§ DATA EXCERPTS:
○ ○ ○

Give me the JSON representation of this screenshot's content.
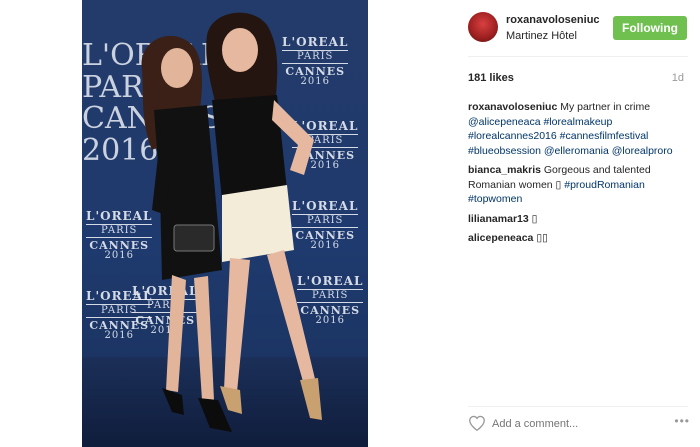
{
  "post": {
    "username": "roxanavoloseniuc",
    "location": "Martinez Hôtel",
    "follow_label": "Following",
    "likes": "181 likes",
    "time": "1d"
  },
  "photo": {
    "logo_lines": [
      "L'OREAL",
      "PARIS",
      "CANNES",
      "2016"
    ],
    "big_logo": [
      "L'ORÉAL",
      "PARIS",
      "CANNES",
      "2016"
    ]
  },
  "comments": [
    {
      "user": "roxanavoloseniuc",
      "text": "My partner in crime",
      "tags": "@alicepeneaca #lorealmakeup #lorealcannes2016 #cannesfilmfestival #blueobsession @elleromania @lorealproro"
    },
    {
      "user": "bianca_makris",
      "text": "Gorgeous and talented Romanian women ▯",
      "tags": "#proudRomanian #topwomen"
    },
    {
      "user": "lilianamar13",
      "text": "▯",
      "tags": ""
    },
    {
      "user": "alicepeneaca",
      "text": "▯▯",
      "tags": ""
    }
  ],
  "footer": {
    "comment_placeholder": "Add a comment...",
    "more": "•••"
  },
  "colors": {
    "follow_green": "#70c050",
    "link_blue": "#003569",
    "background_blue": "#1f3a6e"
  }
}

○ ○ ○

§ WRITTEN TASK: Extract the full listing above verbatim; pictures are to be left out of the copy.

§ WRITTEN ANSWER:
Give me the JSON representation of this screenshot's content.
{
  "post": {
    "username": "roxanavoloseniuc",
    "location": "Martinez Hôtel",
    "follow_label": "Following",
    "likes": "181 likes",
    "time": "1d"
  },
  "photo": {
    "logo_lines": [
      "L'OREAL",
      "PARIS",
      "CANNES",
      "2016"
    ],
    "big_logo": [
      "L'ORÉAL",
      "PARIS",
      "CANNES",
      "2016"
    ]
  },
  "comments": [
    {
      "user": "roxanavoloseniuc",
      "text": "My partner in crime",
      "tags": "@alicepeneaca #lorealmakeup #lorealcannes2016 #cannesfilmfestival #blueobsession @elleromania @lorealproro"
    },
    {
      "user": "bianca_makris",
      "text": "Gorgeous and talented Romanian women ▯",
      "tags": "#proudRomanian #topwomen"
    },
    {
      "user": "lilianamar13",
      "text": "▯",
      "tags": ""
    },
    {
      "user": "alicepeneaca",
      "text": "▯▯",
      "tags": ""
    }
  ],
  "footer": {
    "comment_placeholder": "Add a comment...",
    "more": "•••"
  },
  "colors": {
    "follow_green": "#70c050",
    "link_blue": "#003569",
    "background_blue": "#1f3a6e"
  }
}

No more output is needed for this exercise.